[PROBLEM REQUIREMENTS]
Where the string "were" shows up in a line of the records, copy that line.

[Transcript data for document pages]
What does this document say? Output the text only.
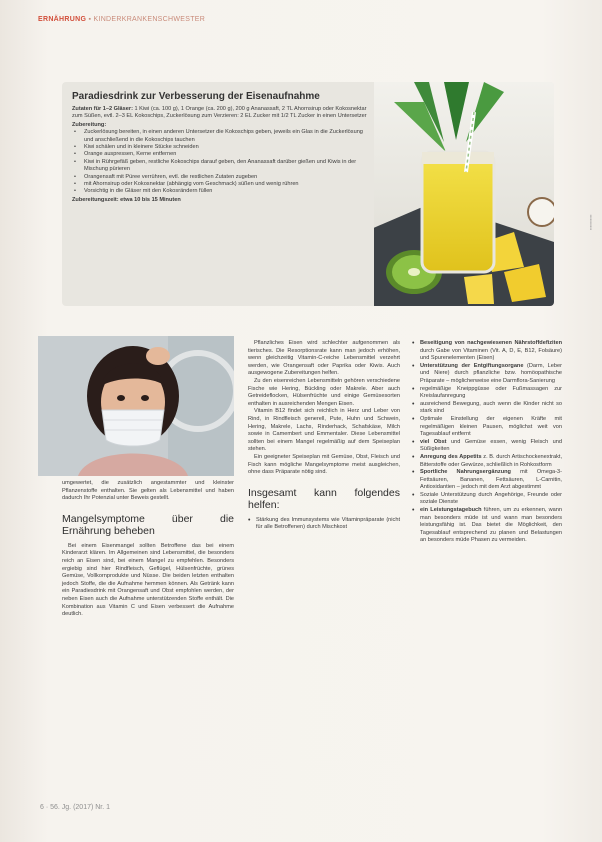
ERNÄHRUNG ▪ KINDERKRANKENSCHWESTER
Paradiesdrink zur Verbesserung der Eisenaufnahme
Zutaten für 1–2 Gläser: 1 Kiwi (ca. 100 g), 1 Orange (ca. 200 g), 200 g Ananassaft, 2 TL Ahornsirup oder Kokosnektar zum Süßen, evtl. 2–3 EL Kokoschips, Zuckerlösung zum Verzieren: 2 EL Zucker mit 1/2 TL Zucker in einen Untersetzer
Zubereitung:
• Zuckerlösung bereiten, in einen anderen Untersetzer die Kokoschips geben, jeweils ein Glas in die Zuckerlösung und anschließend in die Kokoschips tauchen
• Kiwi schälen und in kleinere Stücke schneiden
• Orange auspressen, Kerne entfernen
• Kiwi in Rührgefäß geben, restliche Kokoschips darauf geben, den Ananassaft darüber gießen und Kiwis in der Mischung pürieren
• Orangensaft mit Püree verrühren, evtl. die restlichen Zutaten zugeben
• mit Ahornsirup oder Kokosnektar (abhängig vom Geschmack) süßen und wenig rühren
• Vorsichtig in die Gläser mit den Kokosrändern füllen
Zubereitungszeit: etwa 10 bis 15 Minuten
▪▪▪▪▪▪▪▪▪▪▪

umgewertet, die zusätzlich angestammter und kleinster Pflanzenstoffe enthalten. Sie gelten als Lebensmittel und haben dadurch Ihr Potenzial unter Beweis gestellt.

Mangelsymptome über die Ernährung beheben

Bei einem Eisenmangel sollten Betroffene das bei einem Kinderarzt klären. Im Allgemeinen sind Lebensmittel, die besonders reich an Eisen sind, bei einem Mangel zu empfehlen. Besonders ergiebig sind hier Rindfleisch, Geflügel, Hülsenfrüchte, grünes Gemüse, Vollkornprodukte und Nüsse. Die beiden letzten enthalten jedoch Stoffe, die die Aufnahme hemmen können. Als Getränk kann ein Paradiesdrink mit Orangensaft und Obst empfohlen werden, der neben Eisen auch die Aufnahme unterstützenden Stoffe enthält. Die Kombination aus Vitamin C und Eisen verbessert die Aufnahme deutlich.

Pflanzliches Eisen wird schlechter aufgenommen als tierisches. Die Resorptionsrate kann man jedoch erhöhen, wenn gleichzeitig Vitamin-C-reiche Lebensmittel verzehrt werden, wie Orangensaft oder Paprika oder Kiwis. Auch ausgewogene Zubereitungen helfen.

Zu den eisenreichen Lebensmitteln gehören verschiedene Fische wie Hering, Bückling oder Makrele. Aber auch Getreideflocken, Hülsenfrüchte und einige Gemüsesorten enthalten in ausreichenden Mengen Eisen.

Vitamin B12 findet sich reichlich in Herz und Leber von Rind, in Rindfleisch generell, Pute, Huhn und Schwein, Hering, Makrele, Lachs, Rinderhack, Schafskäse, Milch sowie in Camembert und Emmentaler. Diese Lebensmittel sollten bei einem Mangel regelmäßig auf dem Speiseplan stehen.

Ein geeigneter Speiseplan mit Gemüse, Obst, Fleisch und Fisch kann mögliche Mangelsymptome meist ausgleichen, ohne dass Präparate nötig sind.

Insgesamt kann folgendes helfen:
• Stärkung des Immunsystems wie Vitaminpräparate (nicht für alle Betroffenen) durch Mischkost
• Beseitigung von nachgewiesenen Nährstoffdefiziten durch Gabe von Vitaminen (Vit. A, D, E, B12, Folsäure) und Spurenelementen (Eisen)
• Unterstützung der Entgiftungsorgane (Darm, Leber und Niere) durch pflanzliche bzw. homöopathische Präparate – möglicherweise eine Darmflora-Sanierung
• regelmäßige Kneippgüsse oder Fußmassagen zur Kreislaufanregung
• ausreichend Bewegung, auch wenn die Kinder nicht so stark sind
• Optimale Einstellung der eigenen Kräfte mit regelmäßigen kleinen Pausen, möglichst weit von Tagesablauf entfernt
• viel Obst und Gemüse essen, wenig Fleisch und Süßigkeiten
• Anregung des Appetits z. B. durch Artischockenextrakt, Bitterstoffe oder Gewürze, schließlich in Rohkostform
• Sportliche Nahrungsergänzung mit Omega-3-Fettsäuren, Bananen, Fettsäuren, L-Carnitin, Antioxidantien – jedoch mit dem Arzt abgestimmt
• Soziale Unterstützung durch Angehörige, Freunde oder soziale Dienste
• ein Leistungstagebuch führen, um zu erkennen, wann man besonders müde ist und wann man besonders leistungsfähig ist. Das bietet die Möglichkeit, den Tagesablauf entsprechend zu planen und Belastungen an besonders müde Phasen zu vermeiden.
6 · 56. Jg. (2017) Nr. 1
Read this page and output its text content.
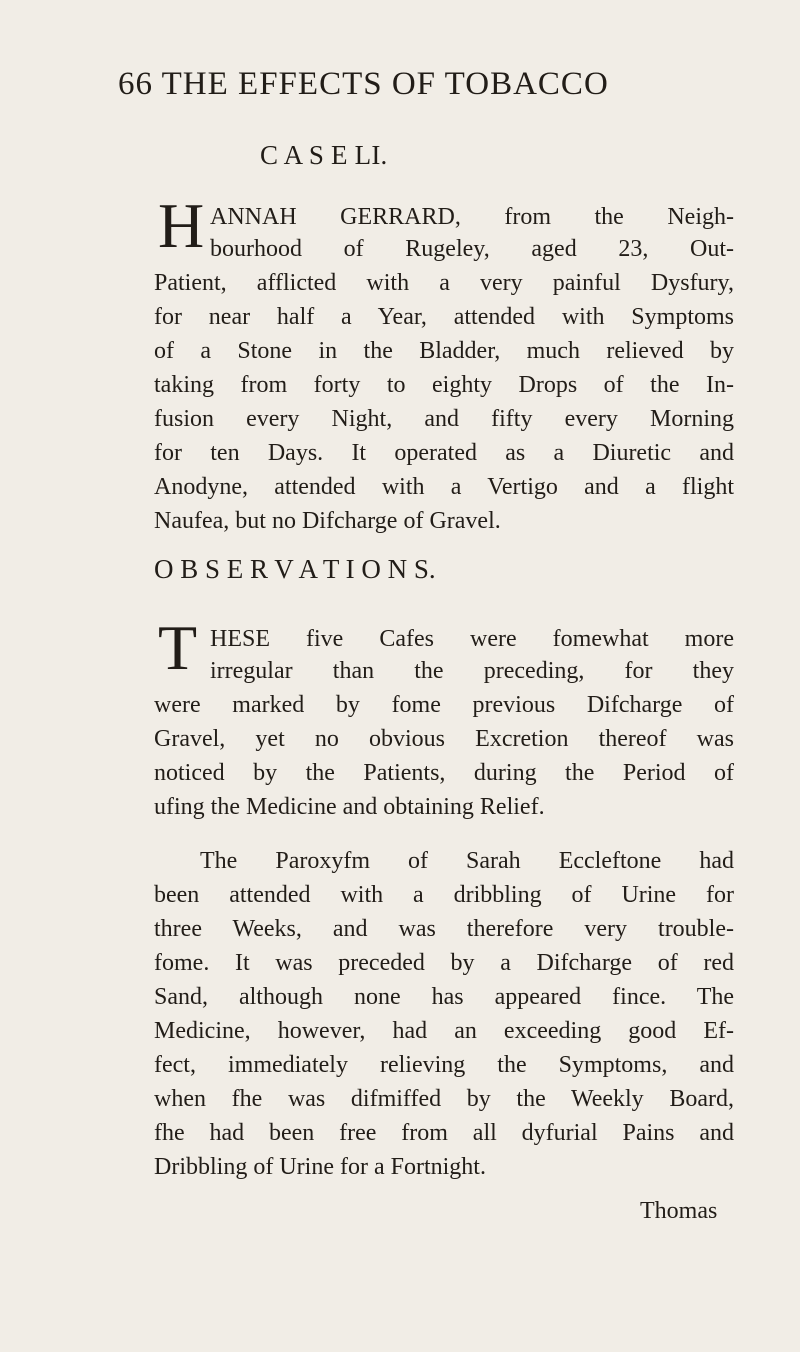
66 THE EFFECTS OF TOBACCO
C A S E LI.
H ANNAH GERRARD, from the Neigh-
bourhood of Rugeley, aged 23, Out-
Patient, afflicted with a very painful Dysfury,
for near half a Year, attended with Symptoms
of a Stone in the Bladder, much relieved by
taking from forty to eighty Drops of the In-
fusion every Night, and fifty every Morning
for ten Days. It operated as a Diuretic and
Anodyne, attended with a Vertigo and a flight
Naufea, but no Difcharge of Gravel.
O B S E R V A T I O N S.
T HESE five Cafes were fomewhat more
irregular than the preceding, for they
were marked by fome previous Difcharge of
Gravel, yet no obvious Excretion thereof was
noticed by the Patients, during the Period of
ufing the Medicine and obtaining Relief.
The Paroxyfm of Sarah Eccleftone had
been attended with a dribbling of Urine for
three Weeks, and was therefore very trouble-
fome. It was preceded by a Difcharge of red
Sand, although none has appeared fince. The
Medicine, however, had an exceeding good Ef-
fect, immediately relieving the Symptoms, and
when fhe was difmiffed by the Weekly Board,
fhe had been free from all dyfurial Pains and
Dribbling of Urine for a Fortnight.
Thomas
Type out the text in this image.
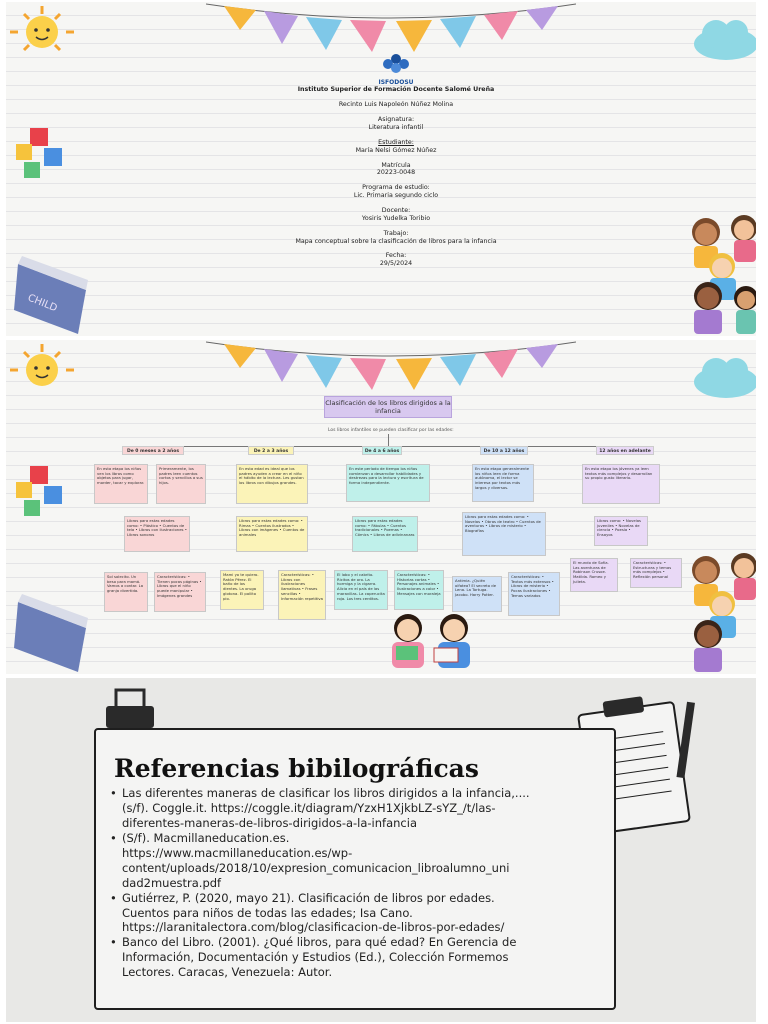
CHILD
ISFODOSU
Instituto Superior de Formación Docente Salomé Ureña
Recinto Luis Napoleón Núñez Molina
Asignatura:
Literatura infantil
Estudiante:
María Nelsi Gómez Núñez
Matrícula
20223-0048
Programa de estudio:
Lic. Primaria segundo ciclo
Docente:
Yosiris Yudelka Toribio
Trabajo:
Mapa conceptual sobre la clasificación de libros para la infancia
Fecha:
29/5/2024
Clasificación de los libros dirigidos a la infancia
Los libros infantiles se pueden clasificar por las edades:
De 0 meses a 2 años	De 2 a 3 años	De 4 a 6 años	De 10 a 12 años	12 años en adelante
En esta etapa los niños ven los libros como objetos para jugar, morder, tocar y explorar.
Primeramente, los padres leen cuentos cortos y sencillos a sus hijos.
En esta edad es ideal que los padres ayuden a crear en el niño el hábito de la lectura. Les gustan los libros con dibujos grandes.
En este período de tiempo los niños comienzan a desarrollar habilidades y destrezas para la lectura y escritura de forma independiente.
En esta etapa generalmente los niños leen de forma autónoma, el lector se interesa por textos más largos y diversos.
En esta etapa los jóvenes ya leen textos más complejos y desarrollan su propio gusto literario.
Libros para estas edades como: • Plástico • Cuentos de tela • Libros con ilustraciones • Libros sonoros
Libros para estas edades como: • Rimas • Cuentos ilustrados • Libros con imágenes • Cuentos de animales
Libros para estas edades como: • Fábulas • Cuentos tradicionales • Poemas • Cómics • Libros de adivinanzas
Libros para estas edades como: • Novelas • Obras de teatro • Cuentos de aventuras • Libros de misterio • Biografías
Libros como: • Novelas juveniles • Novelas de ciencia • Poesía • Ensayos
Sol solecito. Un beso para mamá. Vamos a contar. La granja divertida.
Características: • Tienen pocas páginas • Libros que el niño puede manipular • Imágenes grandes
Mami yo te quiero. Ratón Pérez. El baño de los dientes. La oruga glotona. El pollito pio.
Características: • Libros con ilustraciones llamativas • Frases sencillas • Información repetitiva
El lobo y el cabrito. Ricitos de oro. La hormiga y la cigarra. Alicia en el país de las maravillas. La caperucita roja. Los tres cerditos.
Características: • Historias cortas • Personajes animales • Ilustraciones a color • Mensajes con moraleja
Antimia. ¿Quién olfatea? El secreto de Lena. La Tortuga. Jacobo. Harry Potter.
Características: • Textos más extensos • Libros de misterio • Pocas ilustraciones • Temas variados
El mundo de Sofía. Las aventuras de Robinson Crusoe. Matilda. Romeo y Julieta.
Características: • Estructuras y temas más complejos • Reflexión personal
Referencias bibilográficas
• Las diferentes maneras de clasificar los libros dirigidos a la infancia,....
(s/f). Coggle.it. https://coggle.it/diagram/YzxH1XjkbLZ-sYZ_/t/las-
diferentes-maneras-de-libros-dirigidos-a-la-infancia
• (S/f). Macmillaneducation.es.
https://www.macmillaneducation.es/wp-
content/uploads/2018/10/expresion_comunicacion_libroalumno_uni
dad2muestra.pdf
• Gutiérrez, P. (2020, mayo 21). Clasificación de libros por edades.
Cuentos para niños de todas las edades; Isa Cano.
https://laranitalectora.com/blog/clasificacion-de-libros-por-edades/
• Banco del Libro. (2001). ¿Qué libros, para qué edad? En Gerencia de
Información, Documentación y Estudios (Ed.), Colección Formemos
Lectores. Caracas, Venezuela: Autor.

[WRITTEN SOLUTION]
T HESE five Cafes were fomewhat more
were marked by fome previous Difcharge of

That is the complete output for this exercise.